* Records provided:
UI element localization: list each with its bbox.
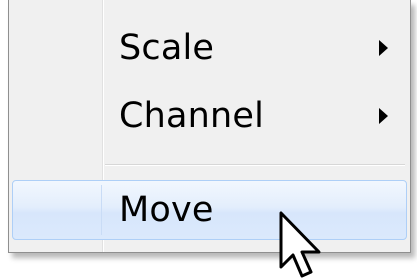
menu-item-scale[interactable]: Scale <box>12 18 407 78</box>
menu-item-label: Move <box>119 190 214 230</box>
mouse-pointer-icon <box>279 211 321 278</box>
menu-item-channel[interactable]: Channel <box>12 86 407 146</box>
chevron-right-icon <box>379 108 388 124</box>
menu-item-label: Scale <box>119 28 215 68</box>
menu-separator <box>105 164 405 166</box>
menu-item-move[interactable]: Move <box>12 180 407 240</box>
menu-item-label: Channel <box>119 96 265 136</box>
screenshot-stage: Scale Channel Move <box>0 0 417 279</box>
context-menu: Scale Channel Move <box>8 0 411 253</box>
chevron-right-icon <box>379 40 388 56</box>
highlight-gutter-line <box>101 185 102 235</box>
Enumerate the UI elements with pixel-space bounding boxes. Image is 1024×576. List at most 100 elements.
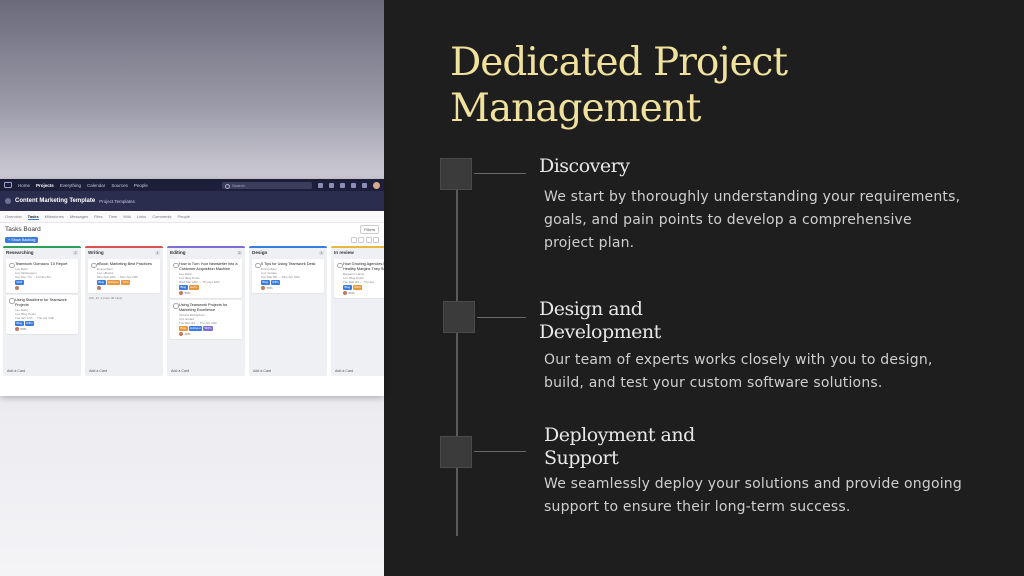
step-title-discovery: Discovery bbox=[539, 155, 630, 177]
task-tag[interactable]: WIPo bbox=[270, 280, 281, 285]
app-screenshot: Home Projects Everything Calendar Source… bbox=[0, 179, 384, 396]
timeline-connector bbox=[474, 451, 526, 452]
left-panel: Home Projects Everything Calendar Source… bbox=[0, 0, 384, 576]
add-card-button[interactable]: Add a Card bbox=[171, 369, 189, 373]
project-bar: Content Marketing Template Project Templ… bbox=[0, 191, 384, 211]
tab-overview[interactable]: Overview bbox=[5, 214, 22, 219]
board-column: In review1 How Growing Agencies Maintain … bbox=[331, 246, 384, 376]
task-footer bbox=[9, 285, 75, 290]
board-column: Design 1 5 Tips for Using Teamwork Desk Em… bbox=[249, 246, 327, 376]
tab-messages[interactable]: Messages bbox=[70, 214, 88, 219]
add-card-button[interactable]: Add a Card bbox=[253, 369, 271, 373]
timeline-line bbox=[456, 158, 458, 536]
bell-icon[interactable] bbox=[351, 182, 356, 188]
column-count-badge: 1 bbox=[319, 250, 324, 255]
task-tag[interactable]: WIPo bbox=[24, 320, 35, 326]
top-nav: Home Projects Everything Calendar Source… bbox=[0, 179, 384, 191]
more-icon[interactable] bbox=[373, 236, 379, 243]
column-header: Writing 1 bbox=[85, 248, 163, 257]
task-tag[interactable]: Blog bbox=[261, 280, 270, 285]
task-dates: Sun Dec 7th → Fri Nov 8th bbox=[15, 275, 51, 279]
task-title[interactable]: How to Turn Your Newsletter into a Custo… bbox=[173, 262, 239, 272]
add-card-button[interactable]: Add a Card bbox=[335, 369, 353, 373]
task-dates: Wed Mar 18th → Thu Apr 18th bbox=[179, 280, 220, 284]
folder-icon[interactable] bbox=[329, 182, 334, 188]
grid-icon[interactable] bbox=[362, 182, 367, 188]
task-card[interactable]: Using Teamwork Projects for Marketing Ex… bbox=[170, 299, 242, 339]
task-title[interactable]: eBook: Marketing Best Practices bbox=[91, 262, 157, 269]
column-name: Editing bbox=[170, 250, 186, 255]
task-tag[interactable]: Blog bbox=[15, 320, 24, 326]
tab-people[interactable]: People bbox=[178, 214, 190, 219]
task-progress: 70% bbox=[266, 285, 273, 290]
task-card[interactable]: Using Stackform for Teamwork Projects Le… bbox=[6, 294, 78, 334]
tab-time[interactable]: Time bbox=[109, 214, 118, 219]
assignee-avatar bbox=[15, 285, 19, 290]
task-card[interactable]: Teamwork Gomacro '10 Report Lee Rahn Lis… bbox=[6, 259, 78, 293]
show-backlog-button[interactable]: + Show Backlog bbox=[5, 236, 39, 243]
column-count-badge: 2 bbox=[237, 250, 242, 255]
page-title: Dedicated Project Management bbox=[450, 40, 850, 132]
nav-sources[interactable]: Sources bbox=[111, 183, 128, 188]
task-tag[interactable]: Blog bbox=[343, 285, 352, 290]
task-title[interactable]: Using Stackform for Teamwork Projects bbox=[9, 298, 75, 308]
project-subtitle[interactable]: Project Templates bbox=[99, 199, 135, 204]
nav-calendar[interactable]: Calendar bbox=[87, 183, 105, 188]
assignee-avatar bbox=[97, 285, 101, 290]
task-tag[interactable]: WIPo bbox=[352, 285, 363, 290]
task-title[interactable]: Teamwork Gomacro '10 Report bbox=[9, 262, 75, 269]
task-dates: Tue Jan 17th → Thu Apr 24th bbox=[15, 315, 55, 320]
task-progress: 10% bbox=[184, 331, 191, 336]
tab-comments[interactable]: Comments bbox=[152, 214, 171, 219]
board-title: Tasks Board bbox=[5, 225, 41, 233]
task-footer: 10% bbox=[173, 331, 239, 336]
add-card-button[interactable]: Add a Card bbox=[89, 369, 107, 373]
tab-wiki[interactable]: Wiki bbox=[123, 214, 131, 219]
task-footer: 60% bbox=[9, 326, 75, 331]
column-count-badge: 1 bbox=[155, 250, 160, 255]
filters-button[interactable]: Filters bbox=[360, 224, 379, 234]
search-input[interactable]: Search bbox=[222, 181, 312, 189]
board-header: Tasks Board Filters bbox=[0, 223, 384, 235]
task-progress: 60% bbox=[20, 326, 27, 331]
task-tag[interactable]: Blog bbox=[179, 325, 188, 331]
tab-milestones[interactable]: Milestones bbox=[45, 214, 64, 219]
step-title-design-line1: Design and bbox=[539, 298, 643, 320]
column-name: Researching bbox=[6, 250, 34, 255]
tab-files[interactable]: Files bbox=[94, 214, 102, 219]
list-view-icon[interactable] bbox=[350, 236, 357, 243]
nav-home[interactable]: Home bbox=[18, 183, 30, 188]
timeline-connector bbox=[477, 317, 526, 318]
assignee-avatar bbox=[343, 290, 347, 295]
task-card[interactable]: eBook: Marketing Best Practices Emma Bae… bbox=[88, 259, 160, 293]
task-tag[interactable]: Hubspot bbox=[188, 325, 203, 331]
user-avatar[interactable] bbox=[373, 181, 380, 189]
tab-links[interactable]: Links bbox=[137, 214, 146, 219]
settings-icon[interactable] bbox=[365, 236, 372, 243]
task-card[interactable]: How to Turn Your Newsletter into a Custo… bbox=[170, 259, 242, 298]
task-tag[interactable]: Hubspot bbox=[106, 280, 121, 285]
assignee-avatar bbox=[15, 326, 19, 331]
task-tag[interactable]: Blog bbox=[179, 285, 188, 290]
task-title[interactable]: How Growing Agencies Maintain Healthy Ma… bbox=[337, 262, 384, 272]
add-card-button[interactable]: Add a Card bbox=[7, 369, 25, 373]
timer-icon[interactable] bbox=[340, 182, 345, 188]
step-body-design: Our team of experts works closely with y… bbox=[544, 352, 933, 391]
task-tag[interactable]: TiTle bbox=[121, 280, 131, 285]
task-title[interactable]: 5 Tips for Using Teamwork Desk bbox=[255, 262, 321, 269]
task-card[interactable]: How Growing Agencies Maintain Healthy Ma… bbox=[334, 259, 384, 298]
tab-tasks[interactable]: Tasks bbox=[27, 214, 39, 220]
task-progress: 50% bbox=[184, 290, 191, 295]
task-tag[interactable]: Blog bbox=[97, 280, 106, 285]
task-tag[interactable]: WIPo bbox=[203, 325, 213, 331]
nav-projects[interactable]: Projects bbox=[36, 183, 54, 188]
board-view-icon[interactable] bbox=[358, 236, 364, 243]
task-title[interactable]: Using Teamwork Projects for Marketing Ex… bbox=[173, 303, 239, 313]
task-card[interactable]: 5 Tips for Using Teamwork Desk Emma Baer… bbox=[252, 259, 324, 293]
add-icon[interactable] bbox=[318, 182, 323, 188]
task-tags: Blog WIPo bbox=[337, 285, 384, 290]
nav-people[interactable]: People bbox=[134, 183, 148, 188]
task-tag[interactable]: GoTu bbox=[188, 285, 199, 290]
nav-everything[interactable]: Everything bbox=[60, 183, 81, 188]
task-tag[interactable]: Writi bbox=[15, 280, 24, 285]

* Requirement:
Copy out, without any change, the records from the line containing "menu-item-scale[interactable]: Scale <box>12" through the line containing "menu-separator <box>105 164 405 166</box>", including both of those lines.

* Solution to this problem:
menu-item-scale[interactable]: Scale <box>12 18 407 78</box>
menu-item-label: Move <box>119 190 214 230</box>
mouse-pointer-icon <box>279 211 321 278</box>
menu-item-channel[interactable]: Channel <box>12 86 407 146</box>
chevron-right-icon <box>379 108 388 124</box>
menu-item-label: Scale <box>119 28 215 68</box>
menu-separator <box>105 164 405 166</box>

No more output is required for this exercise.